**What to do**: Would you retype all of these records exactly?

━━━ Material for this exercise ━━━

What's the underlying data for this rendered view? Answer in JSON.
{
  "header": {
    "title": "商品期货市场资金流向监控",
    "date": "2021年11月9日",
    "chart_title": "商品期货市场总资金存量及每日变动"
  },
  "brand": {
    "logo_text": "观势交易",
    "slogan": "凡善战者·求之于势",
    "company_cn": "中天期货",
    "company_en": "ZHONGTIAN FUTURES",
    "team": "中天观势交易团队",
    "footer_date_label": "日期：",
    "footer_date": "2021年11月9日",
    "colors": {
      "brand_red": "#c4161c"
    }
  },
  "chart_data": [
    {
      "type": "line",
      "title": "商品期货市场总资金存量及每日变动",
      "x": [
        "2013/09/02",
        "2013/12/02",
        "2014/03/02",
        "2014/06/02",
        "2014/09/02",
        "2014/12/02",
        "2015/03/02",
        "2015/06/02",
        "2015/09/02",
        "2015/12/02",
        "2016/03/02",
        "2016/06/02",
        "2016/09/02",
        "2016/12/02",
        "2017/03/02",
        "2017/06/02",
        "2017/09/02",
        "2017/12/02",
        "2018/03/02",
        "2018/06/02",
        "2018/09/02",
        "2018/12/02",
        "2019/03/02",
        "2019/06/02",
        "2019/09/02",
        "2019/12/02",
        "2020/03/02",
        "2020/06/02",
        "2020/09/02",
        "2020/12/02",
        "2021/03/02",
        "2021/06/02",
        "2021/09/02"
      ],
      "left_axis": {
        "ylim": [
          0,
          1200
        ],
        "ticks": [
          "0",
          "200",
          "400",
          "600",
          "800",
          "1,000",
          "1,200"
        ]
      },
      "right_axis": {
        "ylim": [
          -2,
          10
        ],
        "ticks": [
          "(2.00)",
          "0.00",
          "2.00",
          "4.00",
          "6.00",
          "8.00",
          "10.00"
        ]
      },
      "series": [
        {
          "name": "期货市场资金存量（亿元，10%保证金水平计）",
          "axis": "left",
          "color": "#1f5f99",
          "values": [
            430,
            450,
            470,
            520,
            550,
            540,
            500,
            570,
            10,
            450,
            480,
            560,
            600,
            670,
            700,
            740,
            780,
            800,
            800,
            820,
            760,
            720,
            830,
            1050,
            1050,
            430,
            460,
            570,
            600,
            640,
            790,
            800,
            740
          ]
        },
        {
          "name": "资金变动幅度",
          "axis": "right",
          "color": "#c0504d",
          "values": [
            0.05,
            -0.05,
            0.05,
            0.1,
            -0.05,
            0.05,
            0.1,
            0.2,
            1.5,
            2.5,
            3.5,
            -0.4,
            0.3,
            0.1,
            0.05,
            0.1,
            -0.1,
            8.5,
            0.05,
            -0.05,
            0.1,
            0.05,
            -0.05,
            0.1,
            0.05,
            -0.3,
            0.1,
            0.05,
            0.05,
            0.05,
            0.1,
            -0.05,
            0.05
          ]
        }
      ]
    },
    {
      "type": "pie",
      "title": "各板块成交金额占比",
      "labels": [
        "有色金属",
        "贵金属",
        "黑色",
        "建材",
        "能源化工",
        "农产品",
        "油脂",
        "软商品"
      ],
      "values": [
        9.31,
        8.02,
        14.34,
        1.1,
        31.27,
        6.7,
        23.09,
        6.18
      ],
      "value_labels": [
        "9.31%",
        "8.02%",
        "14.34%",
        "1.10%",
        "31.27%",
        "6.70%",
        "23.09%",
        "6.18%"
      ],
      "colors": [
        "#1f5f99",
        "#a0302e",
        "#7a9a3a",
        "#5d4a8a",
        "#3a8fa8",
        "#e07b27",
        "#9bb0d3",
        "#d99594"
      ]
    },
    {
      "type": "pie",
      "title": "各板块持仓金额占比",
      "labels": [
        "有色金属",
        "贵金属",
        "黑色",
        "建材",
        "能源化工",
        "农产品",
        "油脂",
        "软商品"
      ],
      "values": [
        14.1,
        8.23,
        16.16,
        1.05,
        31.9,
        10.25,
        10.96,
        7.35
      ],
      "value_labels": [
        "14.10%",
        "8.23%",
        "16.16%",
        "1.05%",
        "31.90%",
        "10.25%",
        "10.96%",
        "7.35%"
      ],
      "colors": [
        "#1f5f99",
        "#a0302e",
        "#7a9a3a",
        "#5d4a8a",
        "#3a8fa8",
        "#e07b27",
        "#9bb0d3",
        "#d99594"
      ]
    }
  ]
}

━━━

**Exercise solution**:
What's the underlying data for this rendered view? Answer in JSON.
{
  "header": {
    "title": "商品期货市场资金流向监控",
    "date": "2021年11月9日",
    "chart_title": "商品期货市场总资金存量及每日变动"
  },
  "brand": {
    "logo_text": "观势交易",
    "slogan": "凡善战者·求之于势",
    "company_cn": "中天期货",
    "company_en": "ZHONGTIAN FUTURES",
    "team": "中天观势交易团队",
    "footer_date_label": "日期：",
    "footer_date": "2021年11月9日",
    "colors": {
      "brand_red": "#c4161c"
    }
  },
  "chart_data": [
    {
      "type": "line",
      "title": "商品期货市场总资金存量及每日变动",
      "x": [
        "2013/09/02",
        "2013/12/02",
        "2014/03/02",
        "2014/06/02",
        "2014/09/02",
        "2014/12/02",
        "2015/03/02",
        "2015/06/02",
        "2015/09/02",
        "2015/12/02",
        "2016/03/02",
        "2016/06/02",
        "2016/09/02",
        "2016/12/02",
        "2017/03/02",
        "2017/06/02",
        "2017/09/02",
        "2017/12/02",
        "2018/03/02",
        "2018/06/02",
        "2018/09/02",
        "2018/12/02",
        "2019/03/02",
        "2019/06/02",
        "2019/09/02",
        "2019/12/02",
        "2020/03/02",
        "2020/06/02",
        "2020/09/02",
        "2020/12/02",
        "2021/03/02",
        "2021/06/02",
        "2021/09/02"
      ],
      "left_axis": {
        "ylim": [
          0,
          1200
        ],
        "ticks": [
          "0",
          "200",
          "400",
          "600",
          "800",
          "1,000",
          "1,200"
        ]
      },
      "right_axis": {
        "ylim": [
          -2,
          10
        ],
        "ticks": [
          "(2.00)",
          "0.00",
          "2.00",
          "4.00",
          "6.00",
          "8.00",
          "10.00"
        ]
      },
      "series": [
        {
          "name": "期货市场资金存量（亿元，10%保证金水平计）",
          "axis": "left",
          "color": "#1f5f99",
          "values": [
            430,
            450,
            470,
            520,
            550,
            540,
            500,
            570,
            10,
            450,
            480,
            560,
            600,
            670,
            700,
            740,
            780,
            800,
            800,
            820,
            760,
            720,
            830,
            1050,
            1050,
            430,
            460,
            570,
            600,
            640,
            790,
            800,
            740
          ]
        },
        {
          "name": "资金变动幅度",
          "axis": "right",
          "color": "#c0504d",
          "values": [
            0.05,
            -0.05,
            0.05,
            0.1,
            -0.05,
            0.05,
            0.1,
            0.2,
            1.5,
            2.5,
            3.5,
            -0.4,
            0.3,
            0.1,
            0.05,
            0.1,
            -0.1,
            8.5,
            0.05,
            -0.05,
            0.1,
            0.05,
            -0.05,
            0.1,
            0.05,
            -0.3,
            0.1,
            0.05,
            0.05,
            0.05,
            0.1,
            -0.05,
            0.05
          ]
        }
      ]
    },
    {
      "type": "pie",
      "title": "各板块成交金额占比",
      "labels": [
        "有色金属",
        "贵金属",
        "黑色",
        "建材",
        "能源化工",
        "农产品",
        "油脂",
        "软商品"
      ],
      "values": [
        9.31,
        8.02,
        14.34,
        1.1,
        31.27,
        6.7,
        23.09,
        6.18
      ],
      "value_labels": [
        "9.31%",
        "8.02%",
        "14.34%",
        "1.10%",
        "31.27%",
        "6.70%",
        "23.09%",
        "6.18%"
      ],
      "colors": [
        "#1f5f99",
        "#a0302e",
        "#7a9a3a",
        "#5d4a8a",
        "#3a8fa8",
        "#e07b27",
        "#9bb0d3",
        "#d99594"
      ]
    },
    {
      "type": "pie",
      "title": "各板块持仓金额占比",
      "labels": [
        "有色金属",
        "贵金属",
        "黑色",
        "建材",
        "能源化工",
        "农产品",
        "油脂",
        "软商品"
      ],
      "values": [
        14.1,
        8.23,
        16.16,
        1.05,
        31.9,
        10.25,
        10.96,
        7.35
      ],
      "value_labels": [
        "14.10%",
        "8.23%",
        "16.16%",
        "1.05%",
        "31.90%",
        "10.25%",
        "10.96%",
        "7.35%"
      ],
      "colors": [
        "#1f5f99",
        "#a0302e",
        "#7a9a3a",
        "#5d4a8a",
        "#3a8fa8",
        "#e07b27",
        "#9bb0d3",
        "#d99594"
      ]
    }
  ]
}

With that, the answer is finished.